*** Record list ***

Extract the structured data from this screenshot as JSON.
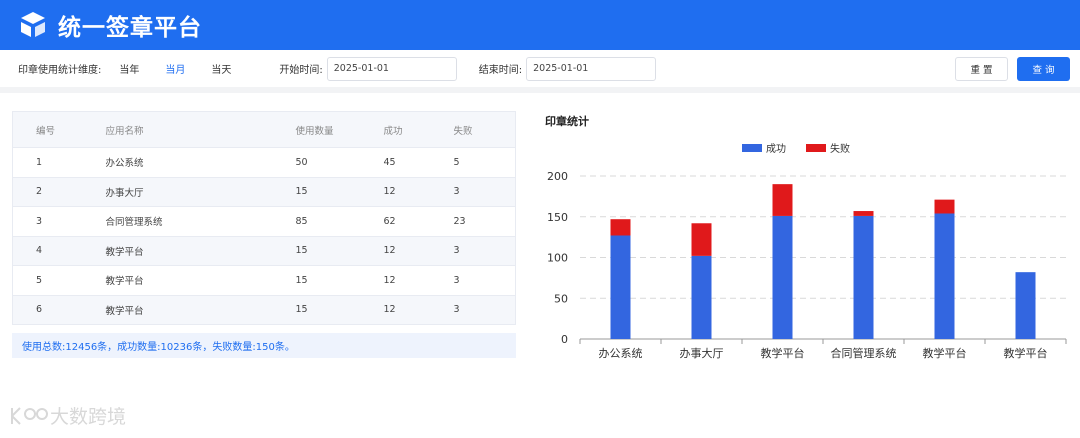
{
  "header": {
    "title": "统一签章平台",
    "logo_icon": "cube-stack-icon"
  },
  "filters": {
    "dimension_label": "印章使用统计维度:",
    "dimension_options": [
      "当年",
      "当月",
      "当天"
    ],
    "active_option": "当月",
    "start_label": "开始时间:",
    "start_value": "2025-01-01",
    "end_label": "结束时间:",
    "end_value": "2025-01-01",
    "reset_label": "重 置",
    "query_label": "查 询"
  },
  "table": {
    "columns": [
      "编号",
      "应用名称",
      "使用数量",
      "成功",
      "失败"
    ],
    "rows": [
      [
        "1",
        "办公系统",
        "50",
        "45",
        "5"
      ],
      [
        "2",
        "办事大厅",
        "15",
        "12",
        "3"
      ],
      [
        "3",
        "合同管理系统",
        "85",
        "62",
        "23"
      ],
      [
        "4",
        "教学平台",
        "15",
        "12",
        "3"
      ],
      [
        "5",
        "教学平台",
        "15",
        "12",
        "3"
      ],
      [
        "6",
        "教学平台",
        "15",
        "12",
        "3"
      ]
    ],
    "summary": "使用总数:12456条，成功数量:10236条，失败数量:150条。"
  },
  "chart_title": "印章统计",
  "chart_data": {
    "type": "bar",
    "stacked": true,
    "categories": [
      "办公系统",
      "办事大厅",
      "教学平台",
      "合同管理系统",
      "教学平台",
      "教学平台"
    ],
    "series": [
      {
        "name": "成功",
        "values": [
          127,
          102,
          151,
          151,
          154,
          82
        ],
        "color": "#3366e0"
      },
      {
        "name": "失败",
        "values": [
          20,
          40,
          39,
          6,
          17,
          0
        ],
        "color": "#e0191b"
      }
    ],
    "ylim": [
      0,
      200
    ],
    "yticks": [
      0,
      50,
      100,
      150,
      200
    ],
    "grid": true,
    "legend": "top-center"
  },
  "watermark": "大数跨境"
}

***

Leave out the pictures and repeat everything else in the records exactly.

== Result ==
Extract the structured data from this screenshot as JSON.
{
  "header": {
    "title": "统一签章平台",
    "logo_icon": "cube-stack-icon"
  },
  "filters": {
    "dimension_label": "印章使用统计维度:",
    "dimension_options": [
      "当年",
      "当月",
      "当天"
    ],
    "active_option": "当月",
    "start_label": "开始时间:",
    "start_value": "2025-01-01",
    "end_label": "结束时间:",
    "end_value": "2025-01-01",
    "reset_label": "重 置",
    "query_label": "查 询"
  },
  "table": {
    "columns": [
      "编号",
      "应用名称",
      "使用数量",
      "成功",
      "失败"
    ],
    "rows": [
      [
        "1",
        "办公系统",
        "50",
        "45",
        "5"
      ],
      [
        "2",
        "办事大厅",
        "15",
        "12",
        "3"
      ],
      [
        "3",
        "合同管理系统",
        "85",
        "62",
        "23"
      ],
      [
        "4",
        "教学平台",
        "15",
        "12",
        "3"
      ],
      [
        "5",
        "教学平台",
        "15",
        "12",
        "3"
      ],
      [
        "6",
        "教学平台",
        "15",
        "12",
        "3"
      ]
    ],
    "summary": "使用总数:12456条，成功数量:10236条，失败数量:150条。"
  },
  "chart_title": "印章统计",
  "chart_data": {
    "type": "bar",
    "stacked": true,
    "categories": [
      "办公系统",
      "办事大厅",
      "教学平台",
      "合同管理系统",
      "教学平台",
      "教学平台"
    ],
    "series": [
      {
        "name": "成功",
        "values": [
          127,
          102,
          151,
          151,
          154,
          82
        ],
        "color": "#3366e0"
      },
      {
        "name": "失败",
        "values": [
          20,
          40,
          39,
          6,
          17,
          0
        ],
        "color": "#e0191b"
      }
    ],
    "ylim": [
      0,
      200
    ],
    "yticks": [
      0,
      50,
      100,
      150,
      200
    ],
    "grid": true,
    "legend": "top-center"
  },
  "watermark": "大数跨境"
}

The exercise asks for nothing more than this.